---- Records for processing
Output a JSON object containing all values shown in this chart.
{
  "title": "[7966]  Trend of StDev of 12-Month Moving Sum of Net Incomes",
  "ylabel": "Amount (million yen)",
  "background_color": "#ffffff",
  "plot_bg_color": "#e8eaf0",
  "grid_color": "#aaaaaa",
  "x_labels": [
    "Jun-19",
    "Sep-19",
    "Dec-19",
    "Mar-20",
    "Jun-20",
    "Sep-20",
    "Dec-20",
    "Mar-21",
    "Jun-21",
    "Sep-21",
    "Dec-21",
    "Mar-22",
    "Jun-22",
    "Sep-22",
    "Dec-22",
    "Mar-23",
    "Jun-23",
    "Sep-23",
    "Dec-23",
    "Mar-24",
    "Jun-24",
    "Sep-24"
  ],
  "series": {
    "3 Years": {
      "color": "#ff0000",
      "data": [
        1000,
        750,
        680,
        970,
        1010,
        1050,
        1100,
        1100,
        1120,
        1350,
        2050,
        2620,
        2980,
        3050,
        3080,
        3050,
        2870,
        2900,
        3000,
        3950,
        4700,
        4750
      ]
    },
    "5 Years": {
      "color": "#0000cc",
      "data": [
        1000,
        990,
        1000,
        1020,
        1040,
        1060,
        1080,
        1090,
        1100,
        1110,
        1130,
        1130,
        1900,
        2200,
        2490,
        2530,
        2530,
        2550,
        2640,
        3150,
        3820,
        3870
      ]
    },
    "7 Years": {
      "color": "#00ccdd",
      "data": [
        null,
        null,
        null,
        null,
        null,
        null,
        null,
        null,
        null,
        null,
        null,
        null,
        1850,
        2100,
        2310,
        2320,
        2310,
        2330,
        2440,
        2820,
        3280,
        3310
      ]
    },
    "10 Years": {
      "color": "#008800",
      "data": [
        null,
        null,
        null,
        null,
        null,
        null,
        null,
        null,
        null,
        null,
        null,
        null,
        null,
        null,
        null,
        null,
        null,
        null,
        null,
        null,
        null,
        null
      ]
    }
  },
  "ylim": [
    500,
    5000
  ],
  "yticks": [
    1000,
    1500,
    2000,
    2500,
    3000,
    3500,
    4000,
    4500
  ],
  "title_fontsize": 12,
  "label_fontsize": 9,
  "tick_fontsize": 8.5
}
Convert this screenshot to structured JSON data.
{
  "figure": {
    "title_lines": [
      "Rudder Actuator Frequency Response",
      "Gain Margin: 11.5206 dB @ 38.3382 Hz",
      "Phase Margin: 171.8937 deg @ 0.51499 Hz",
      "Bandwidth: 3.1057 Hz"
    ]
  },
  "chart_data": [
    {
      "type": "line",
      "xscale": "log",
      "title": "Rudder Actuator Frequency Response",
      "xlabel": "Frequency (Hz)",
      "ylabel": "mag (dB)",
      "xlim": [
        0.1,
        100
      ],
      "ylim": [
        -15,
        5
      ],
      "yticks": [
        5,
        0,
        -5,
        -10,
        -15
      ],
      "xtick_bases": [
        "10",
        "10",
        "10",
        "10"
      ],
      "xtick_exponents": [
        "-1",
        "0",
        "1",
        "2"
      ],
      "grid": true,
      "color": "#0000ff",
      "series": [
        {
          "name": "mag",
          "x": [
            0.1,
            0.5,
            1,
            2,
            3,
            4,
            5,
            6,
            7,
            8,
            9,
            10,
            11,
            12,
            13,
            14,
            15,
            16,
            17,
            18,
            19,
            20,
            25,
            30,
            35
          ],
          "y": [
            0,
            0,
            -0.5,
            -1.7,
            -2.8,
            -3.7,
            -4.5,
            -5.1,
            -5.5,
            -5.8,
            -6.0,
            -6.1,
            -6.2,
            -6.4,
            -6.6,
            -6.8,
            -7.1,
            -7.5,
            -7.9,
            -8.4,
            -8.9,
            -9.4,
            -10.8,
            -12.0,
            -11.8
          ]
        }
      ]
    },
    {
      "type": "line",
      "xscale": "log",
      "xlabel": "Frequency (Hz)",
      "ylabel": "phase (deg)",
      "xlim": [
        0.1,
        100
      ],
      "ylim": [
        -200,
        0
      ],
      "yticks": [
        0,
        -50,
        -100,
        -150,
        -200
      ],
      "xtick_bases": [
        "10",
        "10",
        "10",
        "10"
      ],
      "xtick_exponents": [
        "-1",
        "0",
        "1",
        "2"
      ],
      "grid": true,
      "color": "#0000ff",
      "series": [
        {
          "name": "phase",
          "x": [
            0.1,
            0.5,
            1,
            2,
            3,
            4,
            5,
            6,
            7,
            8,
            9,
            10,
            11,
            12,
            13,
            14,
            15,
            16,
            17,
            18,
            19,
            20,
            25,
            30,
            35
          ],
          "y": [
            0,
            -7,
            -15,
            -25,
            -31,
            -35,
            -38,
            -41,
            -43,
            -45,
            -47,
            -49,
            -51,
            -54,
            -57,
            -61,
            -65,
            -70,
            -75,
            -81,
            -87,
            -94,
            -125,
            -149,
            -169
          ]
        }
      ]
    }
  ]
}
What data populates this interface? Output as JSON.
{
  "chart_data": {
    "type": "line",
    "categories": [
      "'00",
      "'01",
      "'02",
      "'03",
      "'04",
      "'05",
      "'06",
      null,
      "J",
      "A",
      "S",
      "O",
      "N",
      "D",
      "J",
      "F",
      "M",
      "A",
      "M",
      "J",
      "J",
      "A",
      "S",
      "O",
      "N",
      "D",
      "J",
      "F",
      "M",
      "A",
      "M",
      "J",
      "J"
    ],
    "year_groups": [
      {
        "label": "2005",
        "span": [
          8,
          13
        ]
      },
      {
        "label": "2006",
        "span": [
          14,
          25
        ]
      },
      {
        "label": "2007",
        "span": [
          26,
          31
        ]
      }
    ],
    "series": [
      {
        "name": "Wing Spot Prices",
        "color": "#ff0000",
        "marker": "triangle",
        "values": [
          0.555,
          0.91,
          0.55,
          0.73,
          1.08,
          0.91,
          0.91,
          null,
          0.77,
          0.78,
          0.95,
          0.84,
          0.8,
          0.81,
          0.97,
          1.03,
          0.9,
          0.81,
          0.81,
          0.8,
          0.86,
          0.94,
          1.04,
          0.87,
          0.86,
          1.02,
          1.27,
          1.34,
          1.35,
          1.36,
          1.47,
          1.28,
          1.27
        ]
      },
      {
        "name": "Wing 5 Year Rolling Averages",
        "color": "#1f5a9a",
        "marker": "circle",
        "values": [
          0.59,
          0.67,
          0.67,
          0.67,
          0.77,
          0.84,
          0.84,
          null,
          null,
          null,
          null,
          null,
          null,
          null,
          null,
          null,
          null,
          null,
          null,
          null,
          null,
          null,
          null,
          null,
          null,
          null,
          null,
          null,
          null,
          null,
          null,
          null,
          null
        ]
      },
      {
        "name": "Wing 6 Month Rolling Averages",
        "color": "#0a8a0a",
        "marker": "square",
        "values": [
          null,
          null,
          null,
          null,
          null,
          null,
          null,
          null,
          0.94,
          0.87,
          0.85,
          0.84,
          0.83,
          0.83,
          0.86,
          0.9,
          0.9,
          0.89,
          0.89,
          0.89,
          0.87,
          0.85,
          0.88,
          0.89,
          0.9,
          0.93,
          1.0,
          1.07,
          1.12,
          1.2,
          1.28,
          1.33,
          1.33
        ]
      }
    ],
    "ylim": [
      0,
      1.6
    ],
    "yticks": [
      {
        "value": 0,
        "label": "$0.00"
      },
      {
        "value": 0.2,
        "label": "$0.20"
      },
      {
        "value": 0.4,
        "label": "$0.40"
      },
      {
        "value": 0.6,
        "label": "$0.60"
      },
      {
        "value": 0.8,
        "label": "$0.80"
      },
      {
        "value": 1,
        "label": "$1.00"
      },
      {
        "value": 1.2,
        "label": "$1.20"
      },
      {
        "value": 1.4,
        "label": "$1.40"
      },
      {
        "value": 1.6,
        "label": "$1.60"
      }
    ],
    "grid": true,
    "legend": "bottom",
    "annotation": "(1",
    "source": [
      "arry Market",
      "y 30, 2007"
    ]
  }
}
--------
Task requirements » In the listing, find every line containing the word "Frequency" and list it.

Exercise result »
      "Rudder Actuator Frequency Response",
      "title": "Rudder Actuator Frequency Response",
      "xlabel": "Frequency (Hz)",
      "xlabel": "Frequency (Hz)",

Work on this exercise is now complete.